* [TASK INSTRUCTIONS]: Gather every line in the records below that contains the word "label".

* [TASK INPUTS]:
....
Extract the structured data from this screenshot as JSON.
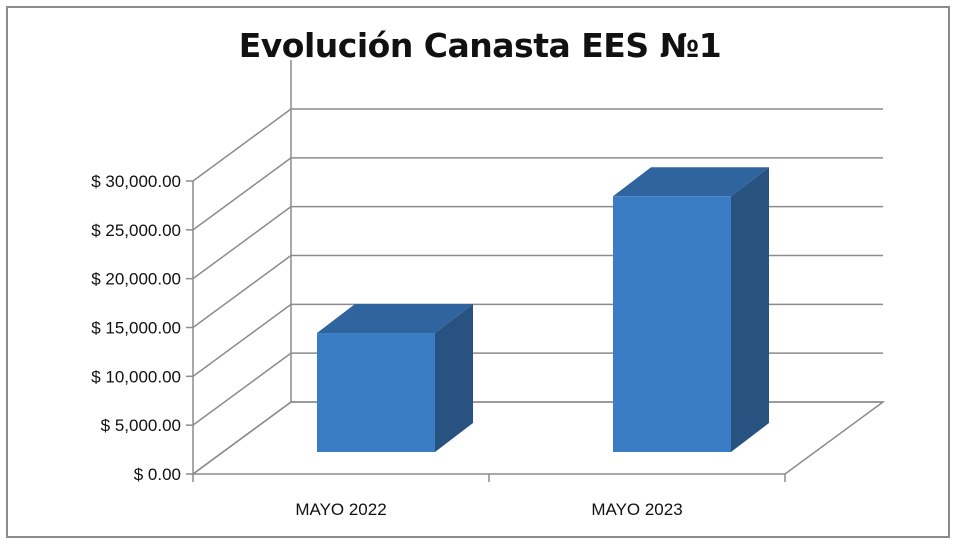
{
  "chart_data": {
    "type": "bar",
    "title": "Evolución Canasta EES №1",
    "categories": [
      "MAYO 2022",
      "MAYO 2023"
    ],
    "series": [
      {
        "values": [
          13000,
          27000
        ]
      }
    ],
    "ylim": [
      0,
      30000
    ],
    "yticks": [
      {
        "value": 0,
        "label": "$ 0.00"
      },
      {
        "value": 5000,
        "label": "$ 5,000.00"
      },
      {
        "value": 10000,
        "label": "$ 10,000.00"
      },
      {
        "value": 15000,
        "label": "$ 15,000.00"
      },
      {
        "value": 20000,
        "label": "$ 20,000.00"
      },
      {
        "value": 25000,
        "label": "$ 25,000.00"
      },
      {
        "value": 30000,
        "label": "$ 30,000.00"
      }
    ],
    "grid": true,
    "style": "3d-column",
    "colors": {
      "front": "#3a7dc4",
      "top": "#2f649e",
      "side": "#28527f",
      "grid": "#8c8c8c"
    }
  }
}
....
* [EXERCISE SOLUTION]:
        "label": "$ 0.00"
        "label": "$ 5,000.00"
        "label": "$ 10,000.00"
        "label": "$ 15,000.00"
        "label": "$ 20,000.00"
        "label": "$ 25,000.00"
        "label": "$ 30,000.00"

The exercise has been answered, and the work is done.